--- Data to use ---

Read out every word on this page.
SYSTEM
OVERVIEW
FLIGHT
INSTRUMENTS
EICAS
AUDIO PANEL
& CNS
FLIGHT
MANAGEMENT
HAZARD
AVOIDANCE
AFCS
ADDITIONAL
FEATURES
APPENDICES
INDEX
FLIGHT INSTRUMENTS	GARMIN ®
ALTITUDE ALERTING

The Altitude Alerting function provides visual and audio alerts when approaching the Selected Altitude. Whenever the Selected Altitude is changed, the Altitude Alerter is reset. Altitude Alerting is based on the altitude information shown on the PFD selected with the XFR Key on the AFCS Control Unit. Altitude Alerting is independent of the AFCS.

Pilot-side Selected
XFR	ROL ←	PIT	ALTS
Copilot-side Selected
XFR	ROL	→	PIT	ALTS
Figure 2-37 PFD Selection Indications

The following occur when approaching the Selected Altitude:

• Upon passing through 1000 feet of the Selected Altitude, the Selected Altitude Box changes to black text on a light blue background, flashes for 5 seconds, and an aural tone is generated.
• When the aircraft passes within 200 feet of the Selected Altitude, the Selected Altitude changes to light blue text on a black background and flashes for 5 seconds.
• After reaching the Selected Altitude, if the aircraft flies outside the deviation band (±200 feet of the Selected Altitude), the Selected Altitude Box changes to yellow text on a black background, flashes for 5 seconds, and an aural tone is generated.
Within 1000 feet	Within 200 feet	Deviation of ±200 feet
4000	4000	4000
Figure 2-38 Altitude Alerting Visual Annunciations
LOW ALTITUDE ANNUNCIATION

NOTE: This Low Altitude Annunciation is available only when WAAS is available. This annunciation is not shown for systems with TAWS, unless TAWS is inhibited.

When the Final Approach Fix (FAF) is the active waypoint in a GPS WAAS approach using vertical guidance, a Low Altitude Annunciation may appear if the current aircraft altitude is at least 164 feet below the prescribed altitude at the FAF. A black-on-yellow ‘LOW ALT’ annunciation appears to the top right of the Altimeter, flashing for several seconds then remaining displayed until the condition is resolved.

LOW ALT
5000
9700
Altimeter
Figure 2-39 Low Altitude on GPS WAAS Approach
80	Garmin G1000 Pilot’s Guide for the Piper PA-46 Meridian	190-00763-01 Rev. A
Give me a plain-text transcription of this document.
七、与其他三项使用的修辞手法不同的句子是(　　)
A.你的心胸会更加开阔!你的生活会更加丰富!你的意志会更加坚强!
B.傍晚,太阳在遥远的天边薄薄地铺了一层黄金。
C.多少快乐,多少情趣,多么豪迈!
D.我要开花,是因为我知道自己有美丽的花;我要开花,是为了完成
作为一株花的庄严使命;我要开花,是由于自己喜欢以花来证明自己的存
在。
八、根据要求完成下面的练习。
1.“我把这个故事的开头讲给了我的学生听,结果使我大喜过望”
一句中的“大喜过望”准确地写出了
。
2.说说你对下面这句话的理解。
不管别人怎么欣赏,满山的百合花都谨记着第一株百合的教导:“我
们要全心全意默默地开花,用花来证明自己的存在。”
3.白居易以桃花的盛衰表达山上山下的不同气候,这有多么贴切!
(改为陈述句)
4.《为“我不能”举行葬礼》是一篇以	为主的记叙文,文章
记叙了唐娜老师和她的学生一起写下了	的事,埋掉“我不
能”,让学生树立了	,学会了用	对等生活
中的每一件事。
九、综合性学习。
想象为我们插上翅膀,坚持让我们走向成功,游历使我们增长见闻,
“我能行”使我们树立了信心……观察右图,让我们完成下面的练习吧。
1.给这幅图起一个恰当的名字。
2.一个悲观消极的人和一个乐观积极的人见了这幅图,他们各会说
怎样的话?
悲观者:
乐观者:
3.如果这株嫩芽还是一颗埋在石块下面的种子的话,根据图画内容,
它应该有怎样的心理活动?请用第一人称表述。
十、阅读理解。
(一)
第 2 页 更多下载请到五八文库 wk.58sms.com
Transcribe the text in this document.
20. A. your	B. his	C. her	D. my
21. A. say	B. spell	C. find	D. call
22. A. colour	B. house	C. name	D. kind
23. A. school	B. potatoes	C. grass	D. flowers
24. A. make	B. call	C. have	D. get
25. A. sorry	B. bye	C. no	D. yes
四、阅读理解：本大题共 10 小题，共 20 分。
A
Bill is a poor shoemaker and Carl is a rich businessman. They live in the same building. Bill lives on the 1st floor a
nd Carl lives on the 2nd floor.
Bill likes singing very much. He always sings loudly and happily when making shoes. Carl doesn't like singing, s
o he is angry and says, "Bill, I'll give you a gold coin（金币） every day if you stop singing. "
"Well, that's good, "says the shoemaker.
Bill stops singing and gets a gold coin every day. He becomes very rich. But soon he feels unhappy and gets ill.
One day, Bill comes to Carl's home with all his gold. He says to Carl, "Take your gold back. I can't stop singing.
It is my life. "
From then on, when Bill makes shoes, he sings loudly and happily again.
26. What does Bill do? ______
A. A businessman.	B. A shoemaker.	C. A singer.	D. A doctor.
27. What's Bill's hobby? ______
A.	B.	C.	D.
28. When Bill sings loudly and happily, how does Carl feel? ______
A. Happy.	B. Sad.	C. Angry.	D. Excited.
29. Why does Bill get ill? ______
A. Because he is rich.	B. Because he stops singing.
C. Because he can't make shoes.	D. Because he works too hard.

---

Each line of the material above must be retyped precisely.

> Reply
Read out every word on this page.
SYSTEM
OVERVIEW
FLIGHT
INSTRUMENTS
EICAS
AUDIO PANEL
& CNS
FLIGHT
MANAGEMENT
HAZARD
AVOIDANCE
AFCS
ADDITIONAL
FEATURES
APPENDICES
INDEX
FLIGHT INSTRUMENTS	GARMIN ®
ALTITUDE ALERTING

The Altitude Alerting function provides visual and audio alerts when approaching the Selected Altitude. Whenever the Selected Altitude is changed, the Altitude Alerter is reset. Altitude Alerting is based on the altitude information shown on the PFD selected with the XFR Key on the AFCS Control Unit. Altitude Alerting is independent of the AFCS.

Pilot-side Selected
XFR	ROL ←	PIT	ALTS
Copilot-side Selected
XFR	ROL	→	PIT	ALTS
Figure 2-37 PFD Selection Indications

The following occur when approaching the Selected Altitude:

• Upon passing through 1000 feet of the Selected Altitude, the Selected Altitude Box changes to black text on a light blue background, flashes for 5 seconds, and an aural tone is generated.
• When the aircraft passes within 200 feet of the Selected Altitude, the Selected Altitude changes to light blue text on a black background and flashes for 5 seconds.
• After reaching the Selected Altitude, if the aircraft flies outside the deviation band (±200 feet of the Selected Altitude), the Selected Altitude Box changes to yellow text on a black background, flashes for 5 seconds, and an aural tone is generated.
Within 1000 feet	Within 200 feet	Deviation of ±200 feet
4000	4000	4000
Figure 2-38 Altitude Alerting Visual Annunciations
LOW ALTITUDE ANNUNCIATION

NOTE: This Low Altitude Annunciation is available only when WAAS is available. This annunciation is not shown for systems with TAWS, unless TAWS is inhibited.

When the Final Approach Fix (FAF) is the active waypoint in a GPS WAAS approach using vertical guidance, a Low Altitude Annunciation may appear if the current aircraft altitude is at least 164 feet below the prescribed altitude at the FAF. A black-on-yellow ‘LOW ALT’ annunciation appears to the top right of the Altimeter, flashing for several seconds then remaining displayed until the condition is resolved.

LOW ALT
5000
9700
Altimeter
Figure 2-39 Low Altitude on GPS WAAS Approach
80	Garmin G1000 Pilot’s Guide for the Piper PA-46 Meridian	190-00763-01 Rev. A
Give me a plain-text transcription of this document.
七、与其他三项使用的修辞手法不同的句子是(　　)
A.你的心胸会更加开阔!你的生活会更加丰富!你的意志会更加坚强!
B.傍晚,太阳在遥远的天边薄薄地铺了一层黄金。
C.多少快乐,多少情趣,多么豪迈!
D.我要开花,是因为我知道自己有美丽的花;我要开花,是为了完成
作为一株花的庄严使命;我要开花,是由于自己喜欢以花来证明自己的存
在。
八、根据要求完成下面的练习。
1.“我把这个故事的开头讲给了我的学生听,结果使我大喜过望”
一句中的“大喜过望”准确地写出了
。
2.说说你对下面这句话的理解。
不管别人怎么欣赏,满山的百合花都谨记着第一株百合的教导:“我
们要全心全意默默地开花,用花来证明自己的存在。”
3.白居易以桃花的盛衰表达山上山下的不同气候,这有多么贴切!
(改为陈述句)
4.《为“我不能”举行葬礼》是一篇以	为主的记叙文,文章
记叙了唐娜老师和她的学生一起写下了	的事,埋掉“我不
能”,让学生树立了	,学会了用	对等生活
中的每一件事。
九、综合性学习。
想象为我们插上翅膀,坚持让我们走向成功,游历使我们增长见闻,
“我能行”使我们树立了信心……观察右图,让我们完成下面的练习吧。
1.给这幅图起一个恰当的名字。
2.一个悲观消极的人和一个乐观积极的人见了这幅图,他们各会说
怎样的话?
悲观者:
乐观者:
3.如果这株嫩芽还是一颗埋在石块下面的种子的话,根据图画内容,
它应该有怎样的心理活动?请用第一人称表述。
十、阅读理解。
(一)
第 2 页 更多下载请到五八文库 wk.58sms.com
Transcribe the text in this document.
20. A. your	B. his	C. her	D. my
21. A. say	B. spell	C. find	D. call
22. A. colour	B. house	C. name	D. kind
23. A. school	B. potatoes	C. grass	D. flowers
24. A. make	B. call	C. have	D. get
25. A. sorry	B. bye	C. no	D. yes
四、阅读理解：本大题共 10 小题，共 20 分。
A
Bill is a poor shoemaker and Carl is a rich businessman. They live in the same building. Bill lives on the 1st floor a
nd Carl lives on the 2nd floor.
Bill likes singing very much. He always sings loudly and happily when making shoes. Carl doesn't like singing, s
o he is angry and says, "Bill, I'll give you a gold coin（金币） every day if you stop singing. "
"Well, that's good, "says the shoemaker.
Bill stops singing and gets a gold coin every day. He becomes very rich. But soon he feels unhappy and gets ill.
One day, Bill comes to Carl's home with all his gold. He says to Carl, "Take your gold back. I can't stop singing.
It is my life. "
From then on, when Bill makes shoes, he sings loudly and happily again.
26. What does Bill do? ______
A. A businessman.	B. A shoemaker.	C. A singer.	D. A doctor.
27. What's Bill's hobby? ______
A.	B.	C.	D.
28. When Bill sings loudly and happily, how does Carl feel? ______
A. Happy.	B. Sad.	C. Angry.	D. Excited.
29. Why does Bill get ill? ______
A. Because he is rich.	B. Because he stops singing.
C. Because he can't make shoes.	D. Because he works too hard.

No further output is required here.